• **Aim**
Print out each entry below exactly, please.

(Collected data entries)
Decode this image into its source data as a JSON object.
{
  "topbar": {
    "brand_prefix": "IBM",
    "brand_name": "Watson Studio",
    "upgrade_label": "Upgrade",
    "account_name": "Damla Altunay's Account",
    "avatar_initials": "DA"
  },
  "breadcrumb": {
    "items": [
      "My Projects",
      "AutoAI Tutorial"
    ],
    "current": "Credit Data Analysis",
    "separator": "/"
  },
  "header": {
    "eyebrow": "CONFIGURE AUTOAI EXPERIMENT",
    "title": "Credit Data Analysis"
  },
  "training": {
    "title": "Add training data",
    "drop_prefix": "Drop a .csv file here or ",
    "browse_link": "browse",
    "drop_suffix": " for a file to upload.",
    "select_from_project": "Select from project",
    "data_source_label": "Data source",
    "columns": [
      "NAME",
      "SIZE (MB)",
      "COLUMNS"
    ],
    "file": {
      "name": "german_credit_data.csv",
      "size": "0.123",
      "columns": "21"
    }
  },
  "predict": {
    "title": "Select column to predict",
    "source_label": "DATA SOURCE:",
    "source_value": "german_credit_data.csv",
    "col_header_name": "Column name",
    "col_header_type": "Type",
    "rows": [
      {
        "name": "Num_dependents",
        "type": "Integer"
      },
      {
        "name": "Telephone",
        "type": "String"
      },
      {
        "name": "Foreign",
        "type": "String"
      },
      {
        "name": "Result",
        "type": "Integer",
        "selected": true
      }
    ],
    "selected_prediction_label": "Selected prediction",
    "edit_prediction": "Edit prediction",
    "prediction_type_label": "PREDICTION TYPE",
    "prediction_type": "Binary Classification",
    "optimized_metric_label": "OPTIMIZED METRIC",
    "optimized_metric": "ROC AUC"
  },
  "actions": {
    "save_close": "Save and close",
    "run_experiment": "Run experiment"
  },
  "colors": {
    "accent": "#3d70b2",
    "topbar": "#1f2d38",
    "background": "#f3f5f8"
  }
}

• **Reply to the exercise**
Decode this image into its source data as a JSON object.
{
  "topbar": {
    "brand_prefix": "IBM",
    "brand_name": "Watson Studio",
    "upgrade_label": "Upgrade",
    "account_name": "Damla Altunay's Account",
    "avatar_initials": "DA"
  },
  "breadcrumb": {
    "items": [
      "My Projects",
      "AutoAI Tutorial"
    ],
    "current": "Credit Data Analysis",
    "separator": "/"
  },
  "header": {
    "eyebrow": "CONFIGURE AUTOAI EXPERIMENT",
    "title": "Credit Data Analysis"
  },
  "training": {
    "title": "Add training data",
    "drop_prefix": "Drop a .csv file here or ",
    "browse_link": "browse",
    "drop_suffix": " for a file to upload.",
    "select_from_project": "Select from project",
    "data_source_label": "Data source",
    "columns": [
      "NAME",
      "SIZE (MB)",
      "COLUMNS"
    ],
    "file": {
      "name": "german_credit_data.csv",
      "size": "0.123",
      "columns": "21"
    }
  },
  "predict": {
    "title": "Select column to predict",
    "source_label": "DATA SOURCE:",
    "source_value": "german_credit_data.csv",
    "col_header_name": "Column name",
    "col_header_type": "Type",
    "rows": [
      {
        "name": "Num_dependents",
        "type": "Integer"
      },
      {
        "name": "Telephone",
        "type": "String"
      },
      {
        "name": "Foreign",
        "type": "String"
      },
      {
        "name": "Result",
        "type": "Integer",
        "selected": true
      }
    ],
    "selected_prediction_label": "Selected prediction",
    "edit_prediction": "Edit prediction",
    "prediction_type_label": "PREDICTION TYPE",
    "prediction_type": "Binary Classification",
    "optimized_metric_label": "OPTIMIZED METRIC",
    "optimized_metric": "ROC AUC"
  },
  "actions": {
    "save_close": "Save and close",
    "run_experiment": "Run experiment"
  },
  "colors": {
    "accent": "#3d70b2",
    "topbar": "#1f2d38",
    "background": "#f3f5f8"
  }
}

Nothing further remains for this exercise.